-- Work instructions --
Wherever a line holds the word "color", copy that line out.

-- Data provided --
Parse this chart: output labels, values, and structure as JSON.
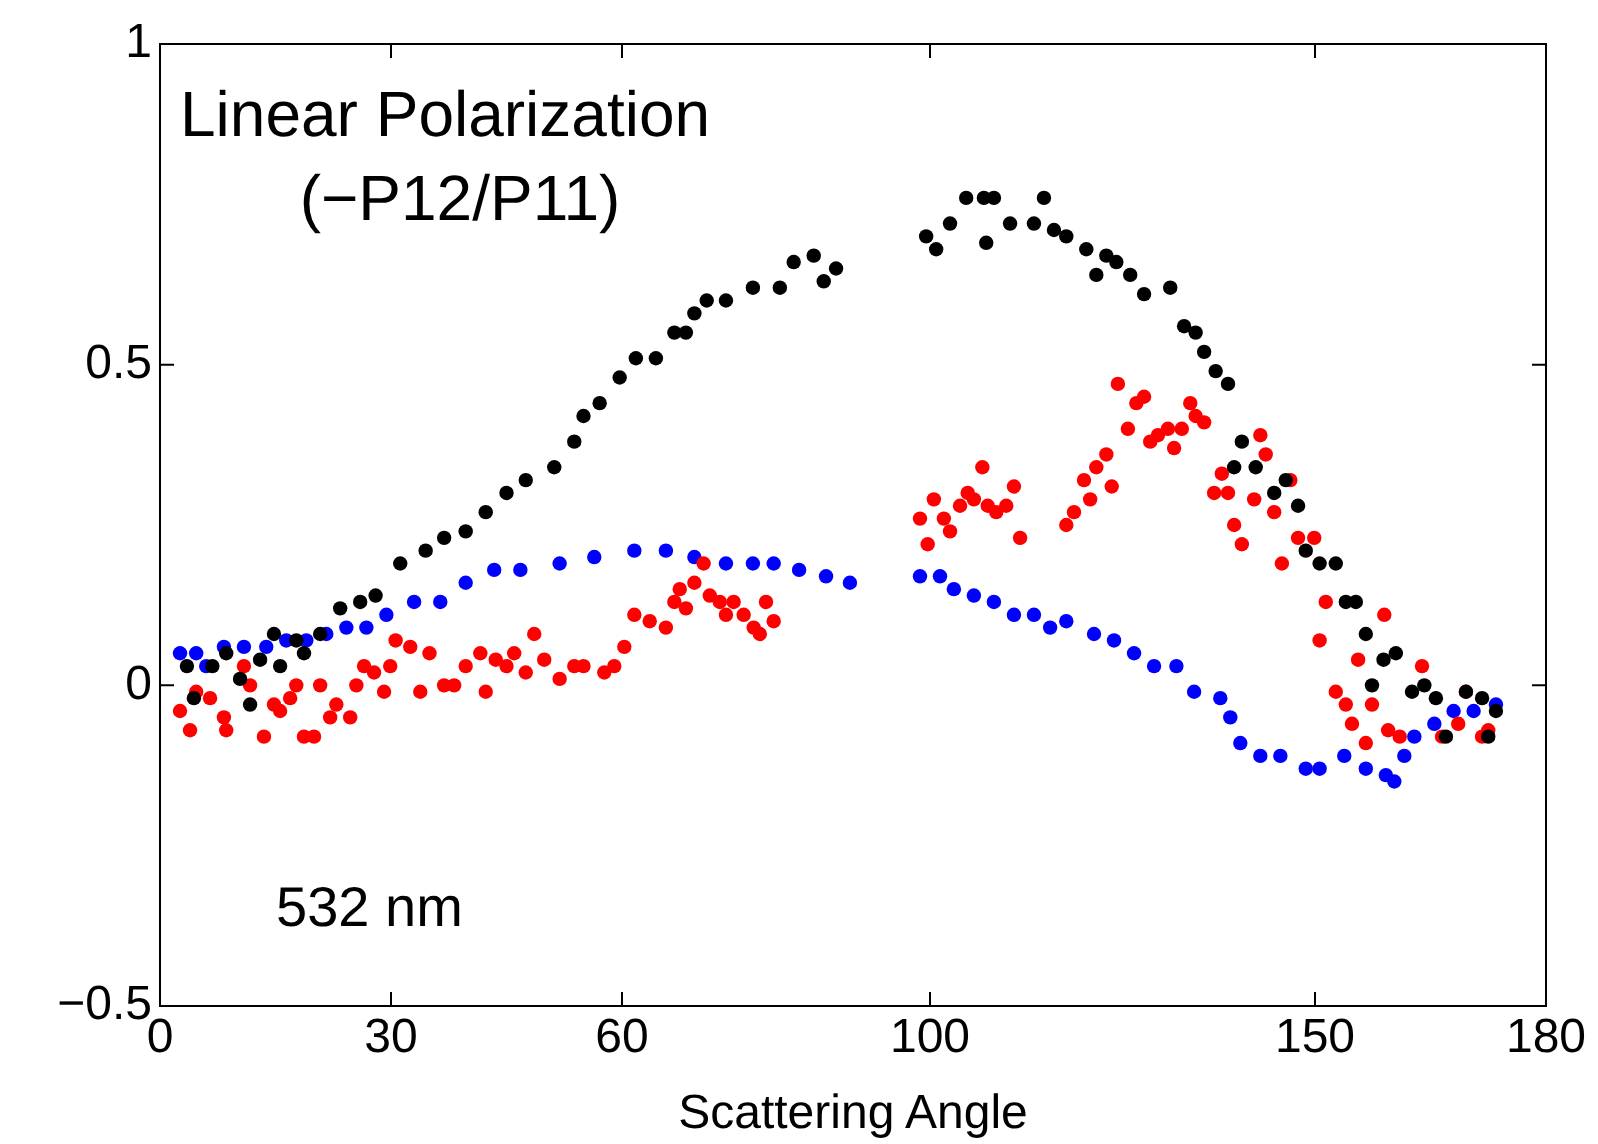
{
  "chart_data": {
    "type": "scatter",
    "title": "Linear Polarization",
    "subtitle": "(−P12/P11)",
    "xlabel": "Scattering Angle",
    "annotations": [
      "532 nm"
    ],
    "xlim": [
      0,
      180
    ],
    "xticks": [
      0,
      30,
      60,
      100,
      150,
      180
    ],
    "ylim": [
      -0.5,
      1
    ],
    "yticks": [
      {
        "value": -0.5,
        "label": "−0.5"
      },
      0,
      0.5,
      1
    ],
    "grid": false,
    "legend": false,
    "marker": "circle",
    "series": [
      {
        "color": "#000000",
        "x": [
          3.5,
          4.4,
          6.8,
          8.6,
          10.4,
          11.7,
          13,
          14.8,
          15.6,
          17.7,
          18.7,
          20.8,
          23.4,
          26,
          28,
          31.2,
          34.5,
          36.9,
          39.7,
          42.3,
          45,
          47.5,
          51.2,
          53.8,
          55,
          57.1,
          59.7,
          61.8,
          64.4,
          66.8,
          68.3,
          69.4,
          71,
          73.5,
          77,
          80.5,
          82.3,
          84.9,
          86.2,
          87.8,
          99.5,
          100.8,
          102.6,
          104.7,
          107,
          107.3,
          108.3,
          110.4,
          113.5,
          114.8,
          116.1,
          117.7,
          120.3,
          121.6,
          122.9,
          124.2,
          126,
          127.8,
          131.2,
          133,
          134.5,
          135.6,
          137.1,
          138.7,
          139.5,
          140.5,
          142.3,
          144.7,
          146.2,
          147.8,
          148.8,
          150.6,
          152.7,
          154,
          155.3,
          156.6,
          157.4,
          158.9,
          160.5,
          162.6,
          164.2,
          165.7,
          167,
          169.6,
          171.7,
          172.5,
          173.5
        ],
        "values": [
          0.03,
          -0.02,
          0.03,
          0.05,
          0.01,
          -0.03,
          0.04,
          0.08,
          0.03,
          0.07,
          0.05,
          0.08,
          0.12,
          0.13,
          0.14,
          0.19,
          0.21,
          0.23,
          0.24,
          0.27,
          0.3,
          0.32,
          0.34,
          0.38,
          0.42,
          0.44,
          0.48,
          0.51,
          0.51,
          0.55,
          0.55,
          0.58,
          0.6,
          0.6,
          0.62,
          0.62,
          0.66,
          0.67,
          0.63,
          0.65,
          0.7,
          0.68,
          0.72,
          0.76,
          0.76,
          0.69,
          0.76,
          0.72,
          0.72,
          0.76,
          0.71,
          0.7,
          0.68,
          0.64,
          0.67,
          0.66,
          0.64,
          0.61,
          0.62,
          0.56,
          0.55,
          0.52,
          0.49,
          0.47,
          0.34,
          0.38,
          0.34,
          0.3,
          0.32,
          0.28,
          0.21,
          0.19,
          0.19,
          0.13,
          0.13,
          0.08,
          0,
          0.04,
          0.05,
          -0.01,
          0,
          -0.02,
          -0.08,
          -0.01,
          -0.02,
          -0.08,
          -0.04
        ]
      },
      {
        "color": "#ff0000",
        "x": [
          2.6,
          3.9,
          4.7,
          6.5,
          8.3,
          8.6,
          10.9,
          11.7,
          13.5,
          14.8,
          15.6,
          16.9,
          17.7,
          18.7,
          20,
          20.8,
          22.1,
          22.9,
          24.7,
          25.5,
          26.5,
          27.8,
          29.1,
          29.9,
          30.6,
          32.5,
          33.8,
          35,
          36.9,
          38.2,
          39.7,
          41.6,
          42.3,
          43.6,
          45,
          46,
          47.5,
          48.6,
          49.9,
          51.9,
          53.8,
          55,
          57.7,
          59,
          60.3,
          61.6,
          63.6,
          65.7,
          66.8,
          67.5,
          68.3,
          69.4,
          70.6,
          71.4,
          72.7,
          73.5,
          74.5,
          75.8,
          77.1,
          77.9,
          78.7,
          79.7,
          98.7,
          99.7,
          100.5,
          101.8,
          102.6,
          103.9,
          104.9,
          105.7,
          106.8,
          107.5,
          108.6,
          109.9,
          110.9,
          111.7,
          117.7,
          118.7,
          120,
          120.8,
          121.6,
          122.9,
          123.6,
          124.4,
          125.7,
          126.8,
          127.8,
          128.6,
          129.6,
          130.9,
          131.7,
          132.7,
          133.8,
          134.5,
          135.6,
          136.9,
          137.9,
          138.7,
          139.5,
          140.5,
          142.1,
          142.9,
          143.6,
          144.7,
          145.7,
          146.8,
          147.8,
          149.9,
          150.6,
          151.4,
          152.7,
          154,
          154.8,
          155.6,
          156.6,
          157.4,
          159,
          159.5,
          161,
          163.9,
          166.5,
          168.6,
          169.6,
          171.7,
          172.5
        ],
        "values": [
          -0.04,
          -0.07,
          -0.01,
          -0.02,
          -0.05,
          -0.07,
          0.03,
          0,
          -0.08,
          -0.03,
          -0.04,
          -0.02,
          0,
          -0.08,
          -0.08,
          0,
          -0.05,
          -0.03,
          -0.05,
          0,
          0.03,
          0.02,
          -0.01,
          0.03,
          0.07,
          0.06,
          -0.01,
          0.05,
          0,
          0,
          0.03,
          0.05,
          -0.01,
          0.04,
          0.03,
          0.05,
          0.02,
          0.08,
          0.04,
          0.01,
          0.03,
          0.03,
          0.02,
          0.03,
          0.06,
          0.11,
          0.1,
          0.09,
          0.13,
          0.15,
          0.12,
          0.16,
          0.19,
          0.14,
          0.13,
          0.11,
          0.13,
          0.11,
          0.09,
          0.08,
          0.13,
          0.1,
          0.26,
          0.22,
          0.29,
          0.26,
          0.24,
          0.28,
          0.3,
          0.29,
          0.34,
          0.28,
          0.27,
          0.28,
          0.31,
          0.23,
          0.25,
          0.27,
          0.32,
          0.29,
          0.34,
          0.36,
          0.31,
          0.47,
          0.4,
          0.44,
          0.45,
          0.38,
          0.39,
          0.4,
          0.37,
          0.4,
          0.44,
          0.42,
          0.41,
          0.3,
          0.33,
          0.3,
          0.25,
          0.22,
          0.29,
          0.39,
          0.36,
          0.27,
          0.19,
          0.32,
          0.23,
          0.23,
          0.07,
          0.13,
          -0.01,
          -0.03,
          -0.06,
          0.04,
          -0.09,
          -0.03,
          0.11,
          -0.07,
          -0.08,
          0.03,
          -0.08,
          -0.06,
          -0.01,
          -0.08,
          -0.07
        ]
      },
      {
        "color": "#0000ff",
        "x": [
          2.6,
          4.7,
          6,
          8.3,
          10.9,
          13.8,
          16.4,
          19,
          21.6,
          24.2,
          26.8,
          29.4,
          33,
          36.4,
          39.7,
          43.4,
          46.8,
          51.9,
          56.4,
          61.6,
          65.7,
          69.4,
          73.5,
          77,
          79.7,
          83,
          86.5,
          89.6,
          98.7,
          101.3,
          103.1,
          105.7,
          108.3,
          110.9,
          113.5,
          115.6,
          117.7,
          121.3,
          123.9,
          126.5,
          129.1,
          132,
          134.3,
          137.7,
          139,
          140.3,
          142.9,
          145.5,
          148.8,
          150.6,
          153.8,
          156.6,
          159.2,
          160.3,
          161.6,
          162.9,
          165.5,
          168,
          170.6,
          173.5
        ],
        "values": [
          0.05,
          0.05,
          0.03,
          0.06,
          0.06,
          0.06,
          0.07,
          0.07,
          0.08,
          0.09,
          0.09,
          0.11,
          0.13,
          0.13,
          0.16,
          0.18,
          0.18,
          0.19,
          0.2,
          0.21,
          0.21,
          0.2,
          0.19,
          0.19,
          0.19,
          0.18,
          0.17,
          0.16,
          0.17,
          0.17,
          0.15,
          0.14,
          0.13,
          0.11,
          0.11,
          0.09,
          0.1,
          0.08,
          0.07,
          0.05,
          0.03,
          0.03,
          -0.01,
          -0.02,
          -0.05,
          -0.09,
          -0.11,
          -0.11,
          -0.13,
          -0.13,
          -0.11,
          -0.13,
          -0.14,
          -0.15,
          -0.11,
          -0.08,
          -0.06,
          -0.04,
          -0.04,
          -0.03
        ]
      }
    ]
  }
}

-- Output for this task --
        "color": "#000000",
        "color": "#ff0000",
        "color": "#0000ff",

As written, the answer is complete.